* **SHORT EXERCISE**:
Rewrite the records starting with the line containing "cell[interactable]: 良好 xyxy=(1030,396,1130,420)" and going on through the line containing "preview-icon[interactable]: 🔍 xyxy=(109,42,124,56)", changing "良好" to "优秀" and keeping everything else unchanged.

** begin PROVIDED RECORDS **

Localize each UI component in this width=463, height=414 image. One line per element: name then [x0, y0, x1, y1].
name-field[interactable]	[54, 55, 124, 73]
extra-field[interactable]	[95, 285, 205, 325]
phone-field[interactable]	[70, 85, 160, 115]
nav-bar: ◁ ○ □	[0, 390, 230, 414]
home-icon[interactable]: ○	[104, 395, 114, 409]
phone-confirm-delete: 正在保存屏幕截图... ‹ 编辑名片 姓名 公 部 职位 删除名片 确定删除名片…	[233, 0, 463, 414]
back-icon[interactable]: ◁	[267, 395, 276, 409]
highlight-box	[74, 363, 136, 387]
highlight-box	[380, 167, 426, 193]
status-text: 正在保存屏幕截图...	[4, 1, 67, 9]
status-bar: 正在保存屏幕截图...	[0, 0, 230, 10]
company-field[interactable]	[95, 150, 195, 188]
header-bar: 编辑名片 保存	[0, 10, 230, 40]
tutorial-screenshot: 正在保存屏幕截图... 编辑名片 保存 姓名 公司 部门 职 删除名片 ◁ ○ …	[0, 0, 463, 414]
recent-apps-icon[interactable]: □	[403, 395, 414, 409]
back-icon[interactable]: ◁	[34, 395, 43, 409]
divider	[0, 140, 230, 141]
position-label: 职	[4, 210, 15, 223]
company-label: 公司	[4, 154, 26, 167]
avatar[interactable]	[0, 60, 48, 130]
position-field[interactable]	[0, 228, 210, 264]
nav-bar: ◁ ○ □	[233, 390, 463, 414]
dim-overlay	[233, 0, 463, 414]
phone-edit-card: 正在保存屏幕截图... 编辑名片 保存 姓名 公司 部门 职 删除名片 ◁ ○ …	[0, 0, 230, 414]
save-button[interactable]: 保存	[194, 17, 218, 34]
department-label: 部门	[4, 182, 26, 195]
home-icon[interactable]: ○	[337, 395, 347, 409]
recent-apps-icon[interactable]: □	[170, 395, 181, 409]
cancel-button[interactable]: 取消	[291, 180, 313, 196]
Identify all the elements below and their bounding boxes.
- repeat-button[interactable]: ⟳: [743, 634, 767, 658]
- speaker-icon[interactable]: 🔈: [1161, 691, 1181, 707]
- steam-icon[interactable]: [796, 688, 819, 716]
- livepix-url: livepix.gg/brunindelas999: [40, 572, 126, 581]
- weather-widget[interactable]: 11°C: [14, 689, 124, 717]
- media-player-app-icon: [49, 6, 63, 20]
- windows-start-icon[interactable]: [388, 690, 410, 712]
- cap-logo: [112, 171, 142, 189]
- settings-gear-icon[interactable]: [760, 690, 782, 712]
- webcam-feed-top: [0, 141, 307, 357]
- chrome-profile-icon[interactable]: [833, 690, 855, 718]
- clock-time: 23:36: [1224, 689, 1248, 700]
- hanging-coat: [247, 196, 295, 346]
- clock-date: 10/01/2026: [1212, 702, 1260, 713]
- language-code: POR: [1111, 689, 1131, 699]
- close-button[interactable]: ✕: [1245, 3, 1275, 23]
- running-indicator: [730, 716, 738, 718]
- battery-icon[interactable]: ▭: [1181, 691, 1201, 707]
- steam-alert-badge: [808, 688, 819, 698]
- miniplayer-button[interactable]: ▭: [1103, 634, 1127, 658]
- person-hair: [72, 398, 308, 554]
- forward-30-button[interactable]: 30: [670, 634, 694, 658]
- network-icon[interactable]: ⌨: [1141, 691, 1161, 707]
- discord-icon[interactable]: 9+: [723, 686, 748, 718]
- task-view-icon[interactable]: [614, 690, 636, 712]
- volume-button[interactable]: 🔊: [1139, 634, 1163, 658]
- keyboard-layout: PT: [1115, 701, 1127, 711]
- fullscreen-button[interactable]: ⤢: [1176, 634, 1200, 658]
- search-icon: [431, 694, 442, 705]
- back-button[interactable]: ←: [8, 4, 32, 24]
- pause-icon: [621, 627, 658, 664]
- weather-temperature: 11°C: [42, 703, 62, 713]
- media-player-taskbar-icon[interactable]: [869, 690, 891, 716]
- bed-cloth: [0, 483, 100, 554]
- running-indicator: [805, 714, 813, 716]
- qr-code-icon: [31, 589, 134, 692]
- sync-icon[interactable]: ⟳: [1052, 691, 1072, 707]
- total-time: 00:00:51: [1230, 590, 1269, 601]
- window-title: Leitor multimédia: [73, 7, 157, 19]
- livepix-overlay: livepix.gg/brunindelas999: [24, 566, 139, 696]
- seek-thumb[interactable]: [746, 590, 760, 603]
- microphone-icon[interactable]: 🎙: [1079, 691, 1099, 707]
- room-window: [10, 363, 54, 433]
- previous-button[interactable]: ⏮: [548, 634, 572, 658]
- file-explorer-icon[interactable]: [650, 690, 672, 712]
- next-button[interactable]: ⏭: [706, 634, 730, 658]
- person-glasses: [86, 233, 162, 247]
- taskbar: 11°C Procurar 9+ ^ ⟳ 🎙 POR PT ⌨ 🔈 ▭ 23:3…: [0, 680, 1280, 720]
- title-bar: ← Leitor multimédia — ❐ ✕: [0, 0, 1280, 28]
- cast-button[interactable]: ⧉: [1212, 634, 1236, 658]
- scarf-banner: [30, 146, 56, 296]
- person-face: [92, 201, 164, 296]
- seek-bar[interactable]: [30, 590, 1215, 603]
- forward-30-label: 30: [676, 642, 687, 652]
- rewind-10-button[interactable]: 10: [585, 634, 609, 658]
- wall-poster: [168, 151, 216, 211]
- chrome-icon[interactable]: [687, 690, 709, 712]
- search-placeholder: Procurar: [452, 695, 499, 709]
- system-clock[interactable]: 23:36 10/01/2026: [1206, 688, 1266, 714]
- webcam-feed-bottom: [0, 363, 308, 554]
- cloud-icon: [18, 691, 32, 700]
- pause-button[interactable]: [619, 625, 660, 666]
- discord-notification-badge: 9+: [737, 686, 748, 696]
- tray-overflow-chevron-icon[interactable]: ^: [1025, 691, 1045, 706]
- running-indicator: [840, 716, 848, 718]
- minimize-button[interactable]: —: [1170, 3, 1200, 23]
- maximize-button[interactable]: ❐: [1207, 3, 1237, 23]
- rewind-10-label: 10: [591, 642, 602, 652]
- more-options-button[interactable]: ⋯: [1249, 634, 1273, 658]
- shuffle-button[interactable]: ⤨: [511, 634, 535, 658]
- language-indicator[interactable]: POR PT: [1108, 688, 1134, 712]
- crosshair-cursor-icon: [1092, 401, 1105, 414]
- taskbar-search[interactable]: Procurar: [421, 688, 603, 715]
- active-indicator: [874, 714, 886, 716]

** end PROVIDED RECORDS **
** begin PROVIDED RECORDS **

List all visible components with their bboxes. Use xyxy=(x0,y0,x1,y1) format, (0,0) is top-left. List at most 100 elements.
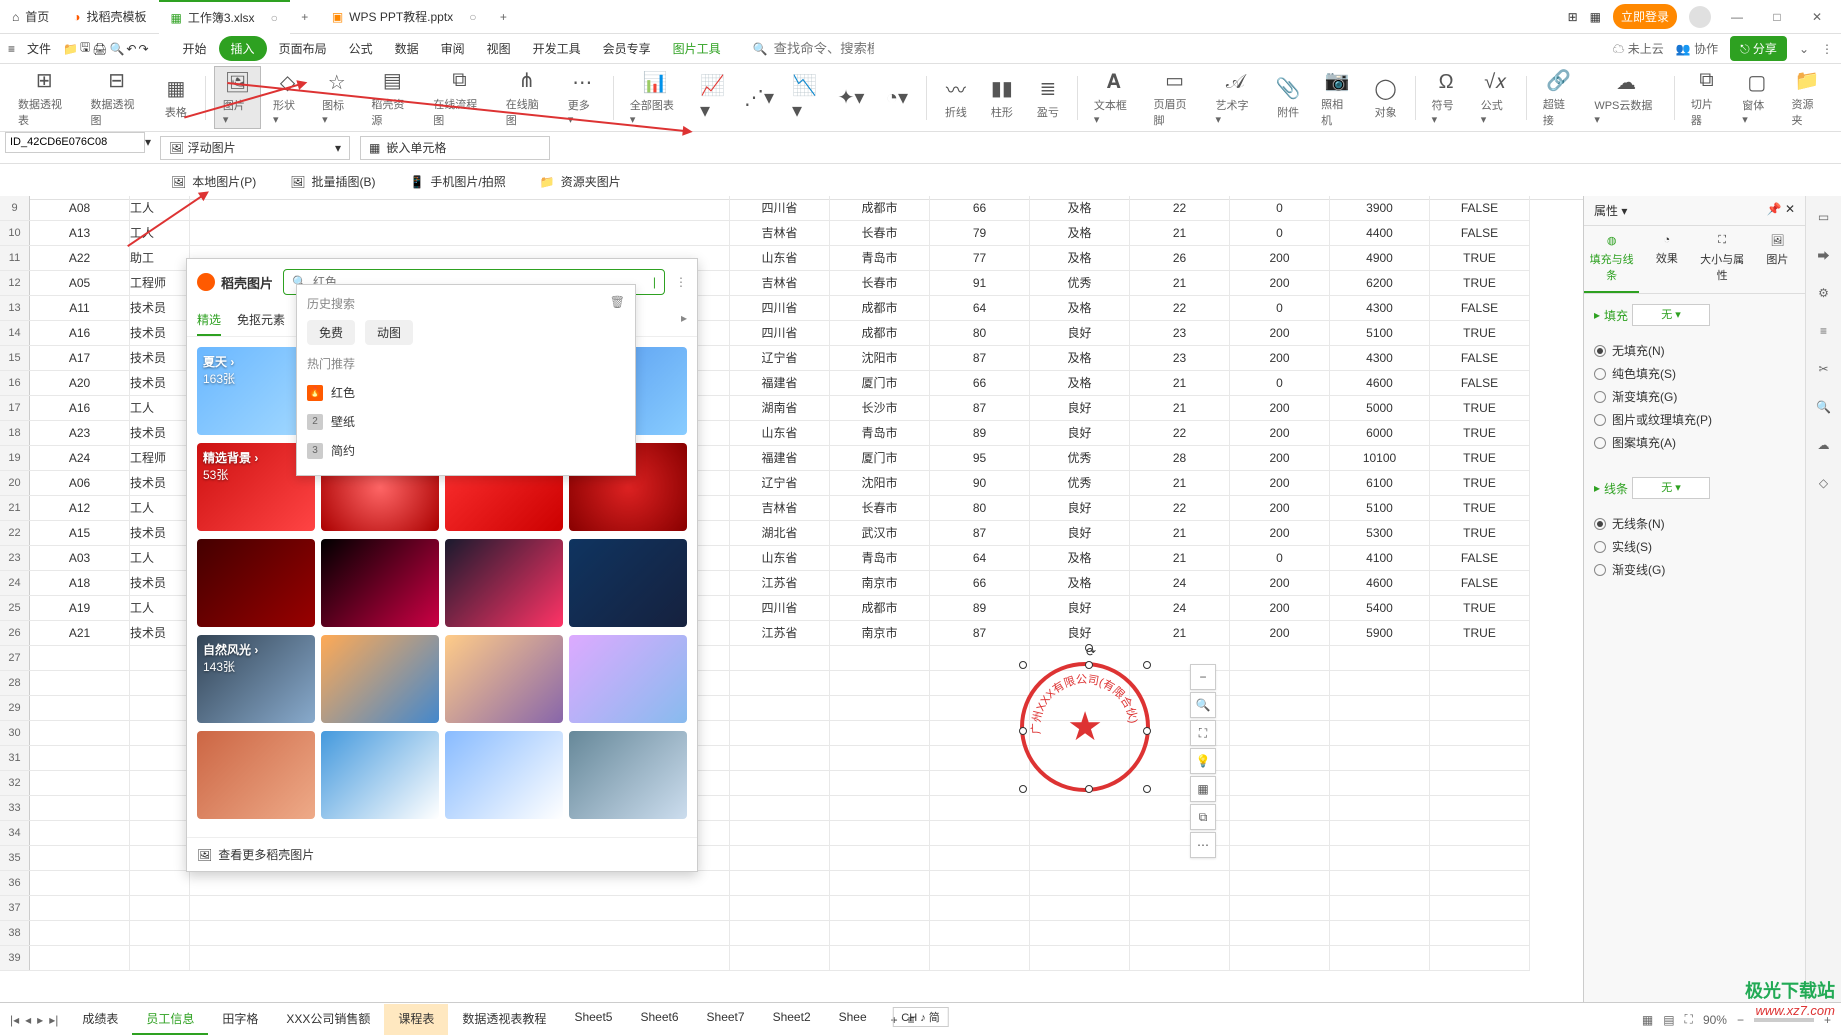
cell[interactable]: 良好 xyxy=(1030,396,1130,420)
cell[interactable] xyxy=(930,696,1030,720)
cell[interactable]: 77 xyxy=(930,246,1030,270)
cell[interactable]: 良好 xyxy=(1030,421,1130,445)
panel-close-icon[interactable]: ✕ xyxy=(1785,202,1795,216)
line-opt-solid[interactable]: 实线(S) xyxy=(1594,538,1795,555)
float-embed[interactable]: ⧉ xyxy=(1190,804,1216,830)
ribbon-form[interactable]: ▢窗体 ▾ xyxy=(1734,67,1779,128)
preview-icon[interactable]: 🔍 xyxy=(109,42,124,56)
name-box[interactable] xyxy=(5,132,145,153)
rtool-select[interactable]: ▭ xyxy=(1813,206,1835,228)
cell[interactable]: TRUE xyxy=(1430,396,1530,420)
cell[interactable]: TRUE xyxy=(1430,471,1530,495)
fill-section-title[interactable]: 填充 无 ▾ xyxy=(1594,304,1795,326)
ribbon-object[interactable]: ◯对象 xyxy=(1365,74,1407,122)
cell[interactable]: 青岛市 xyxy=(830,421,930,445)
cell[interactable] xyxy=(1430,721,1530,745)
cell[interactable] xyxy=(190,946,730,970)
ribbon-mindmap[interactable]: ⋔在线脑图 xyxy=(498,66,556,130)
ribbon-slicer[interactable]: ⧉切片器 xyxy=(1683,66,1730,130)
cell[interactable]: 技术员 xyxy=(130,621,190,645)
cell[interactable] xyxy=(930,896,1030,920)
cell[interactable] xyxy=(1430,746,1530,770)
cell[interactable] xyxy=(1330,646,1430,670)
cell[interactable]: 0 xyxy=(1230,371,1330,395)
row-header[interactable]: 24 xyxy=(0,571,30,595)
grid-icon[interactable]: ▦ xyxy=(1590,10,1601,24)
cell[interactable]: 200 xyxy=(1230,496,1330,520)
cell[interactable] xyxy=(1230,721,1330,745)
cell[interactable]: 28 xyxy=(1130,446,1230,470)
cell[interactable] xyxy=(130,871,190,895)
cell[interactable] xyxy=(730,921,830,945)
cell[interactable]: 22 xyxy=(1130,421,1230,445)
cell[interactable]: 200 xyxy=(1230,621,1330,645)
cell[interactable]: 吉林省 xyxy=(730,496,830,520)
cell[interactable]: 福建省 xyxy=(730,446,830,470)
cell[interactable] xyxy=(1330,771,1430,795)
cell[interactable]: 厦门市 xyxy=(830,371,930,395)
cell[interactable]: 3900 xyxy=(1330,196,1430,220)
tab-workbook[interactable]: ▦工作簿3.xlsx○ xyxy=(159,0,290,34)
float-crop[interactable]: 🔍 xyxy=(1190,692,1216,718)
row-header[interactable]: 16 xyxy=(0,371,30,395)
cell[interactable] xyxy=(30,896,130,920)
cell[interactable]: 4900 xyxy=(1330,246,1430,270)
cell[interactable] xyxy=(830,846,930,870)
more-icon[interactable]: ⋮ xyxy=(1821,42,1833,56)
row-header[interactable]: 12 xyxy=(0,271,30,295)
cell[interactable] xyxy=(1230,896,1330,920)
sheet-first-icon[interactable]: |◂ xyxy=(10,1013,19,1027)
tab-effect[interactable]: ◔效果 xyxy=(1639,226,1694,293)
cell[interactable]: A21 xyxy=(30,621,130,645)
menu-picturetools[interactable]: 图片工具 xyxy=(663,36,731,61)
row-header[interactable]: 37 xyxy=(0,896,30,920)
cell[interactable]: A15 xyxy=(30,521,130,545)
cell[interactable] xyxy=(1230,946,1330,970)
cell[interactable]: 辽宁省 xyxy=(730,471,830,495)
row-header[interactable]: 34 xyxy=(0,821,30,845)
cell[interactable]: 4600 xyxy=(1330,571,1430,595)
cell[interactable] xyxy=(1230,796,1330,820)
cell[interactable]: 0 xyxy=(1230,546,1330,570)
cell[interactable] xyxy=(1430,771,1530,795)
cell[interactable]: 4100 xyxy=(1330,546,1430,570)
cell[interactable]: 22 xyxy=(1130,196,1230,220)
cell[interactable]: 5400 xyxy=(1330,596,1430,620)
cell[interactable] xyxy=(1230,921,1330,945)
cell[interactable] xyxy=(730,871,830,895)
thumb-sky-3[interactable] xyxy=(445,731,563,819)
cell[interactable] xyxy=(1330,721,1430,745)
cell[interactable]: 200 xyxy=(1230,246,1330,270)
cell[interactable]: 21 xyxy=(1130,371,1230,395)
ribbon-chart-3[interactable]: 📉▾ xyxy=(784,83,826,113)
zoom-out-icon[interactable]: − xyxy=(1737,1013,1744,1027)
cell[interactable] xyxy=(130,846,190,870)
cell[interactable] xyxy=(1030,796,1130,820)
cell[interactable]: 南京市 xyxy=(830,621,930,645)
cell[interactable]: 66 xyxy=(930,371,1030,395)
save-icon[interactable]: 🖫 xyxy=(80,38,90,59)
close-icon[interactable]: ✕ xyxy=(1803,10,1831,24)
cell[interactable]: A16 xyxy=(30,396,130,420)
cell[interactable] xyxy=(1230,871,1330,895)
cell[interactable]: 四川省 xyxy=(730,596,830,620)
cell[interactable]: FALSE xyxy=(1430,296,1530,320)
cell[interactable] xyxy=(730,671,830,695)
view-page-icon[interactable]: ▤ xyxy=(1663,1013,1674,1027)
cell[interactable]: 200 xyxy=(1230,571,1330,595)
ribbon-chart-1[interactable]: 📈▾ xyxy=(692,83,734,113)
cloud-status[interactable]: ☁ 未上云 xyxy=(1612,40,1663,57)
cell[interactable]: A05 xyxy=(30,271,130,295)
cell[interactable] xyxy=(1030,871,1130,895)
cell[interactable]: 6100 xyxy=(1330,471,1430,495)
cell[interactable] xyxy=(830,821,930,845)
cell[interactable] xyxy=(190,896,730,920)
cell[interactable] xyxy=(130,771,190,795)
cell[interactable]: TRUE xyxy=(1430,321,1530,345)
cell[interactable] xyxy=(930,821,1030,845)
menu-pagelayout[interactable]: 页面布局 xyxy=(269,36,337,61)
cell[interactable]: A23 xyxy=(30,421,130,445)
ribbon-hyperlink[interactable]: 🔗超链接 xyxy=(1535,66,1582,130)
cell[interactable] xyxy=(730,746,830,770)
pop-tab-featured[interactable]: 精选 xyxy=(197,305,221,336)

** end PROVIDED RECORDS **

* **ANSWER TO THIS PROBLEM**:
cell[interactable]: 优秀 xyxy=(1030,396,1130,420)
cell[interactable] xyxy=(930,696,1030,720)
cell[interactable]: 77 xyxy=(930,246,1030,270)
cell[interactable]: 优秀 xyxy=(1030,421,1130,445)
panel-close-icon[interactable]: ✕ xyxy=(1785,202,1795,216)
line-opt-solid[interactable]: 实线(S) xyxy=(1594,538,1795,555)
float-embed[interactable]: ⧉ xyxy=(1190,804,1216,830)
ribbon-form[interactable]: ▢窗体 ▾ xyxy=(1734,67,1779,128)
preview-icon[interactable]: 🔍 xyxy=(109,42,124,56)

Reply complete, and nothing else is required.